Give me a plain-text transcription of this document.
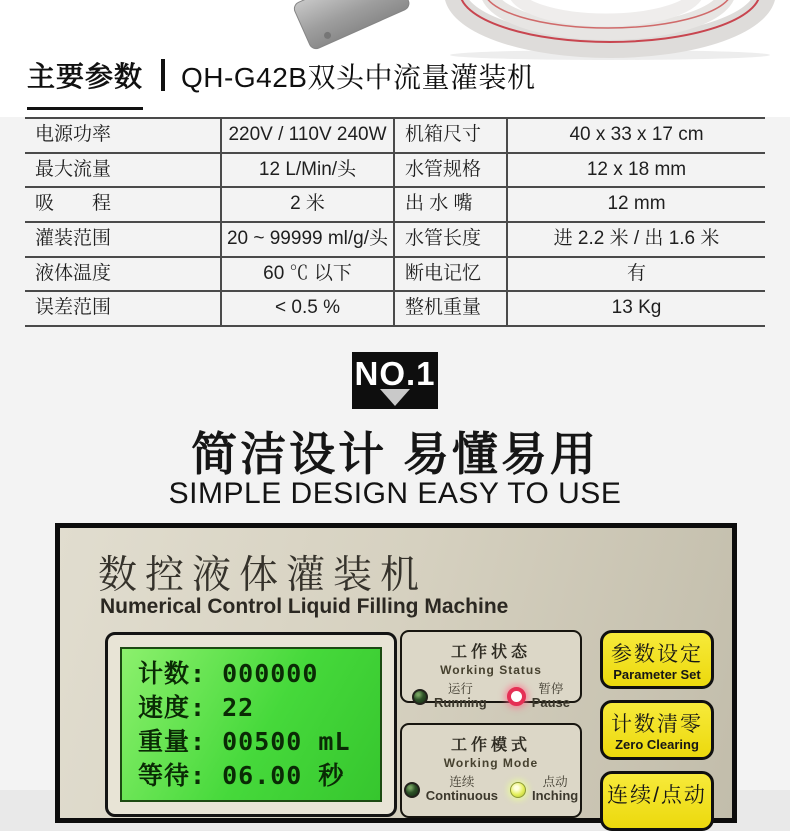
主要参数 QH-G42B双头中流量灌装机
电源功率	220V / 110V 240W 机箱尺寸	40 x 33 x 17 cm
最大流量	12 L/Min/头	水管规格	12 x 18 mm
吸　　程	2 米	出 水 嘴	12 mm
灌装范围	20 ~ 99999 ml/g/头 水管长度	进 2.2 米 / 出 1.6 米
液体温度	60 ℃ 以下	断电记忆	有
误差范围	< 0.5 %	整机重量	13 Kg
NO.1
简洁设计 易懂易用
SIMPLE DESIGN EASY TO USE
数控液体灌装机
Numerical Control Liquid Filling Machine
计数: 000000
速度: 22
重量: 00500 mL
等待: 06.00 秒
工作状态
Working Status
运行
Running
暂停
Pause
工作模式
Working Mode
连续
Continuous
点动
Inching
参数设定
Parameter Set
计数清零
Zero Clearing
连续/点动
========
*EXERCISE OBJECTIVE*
Each entry above should be reproduced exactly, with the pictures removed.

*FULL SOLUTION*
Give me a plain-text transcription of this document.
主要参数 QH-G42B双头中流量灌装机
电源功率	220V / 110V 240W 机箱尺寸	40 x 33 x 17 cm
最大流量	12 L/Min/头	水管规格	12 x 18 mm
吸　　程	2 米	出 水 嘴	12 mm
灌装范围	20 ~ 99999 ml/g/头 水管长度	进 2.2 米 / 出 1.6 米
液体温度	60 ℃ 以下	断电记忆	有
误差范围	< 0.5 %	整机重量	13 Kg
NO.1
简洁设计 易懂易用
SIMPLE DESIGN EASY TO USE
数控液体灌装机
Numerical Control Liquid Filling Machine
计数: 000000
速度: 22
重量: 00500 mL
等待: 06.00 秒
工作状态
Working Status
运行
Running
暂停
Pause
工作模式
Working Mode
连续
Continuous
点动
Inching
参数设定
Parameter Set
计数清零
Zero Clearing
连续/点动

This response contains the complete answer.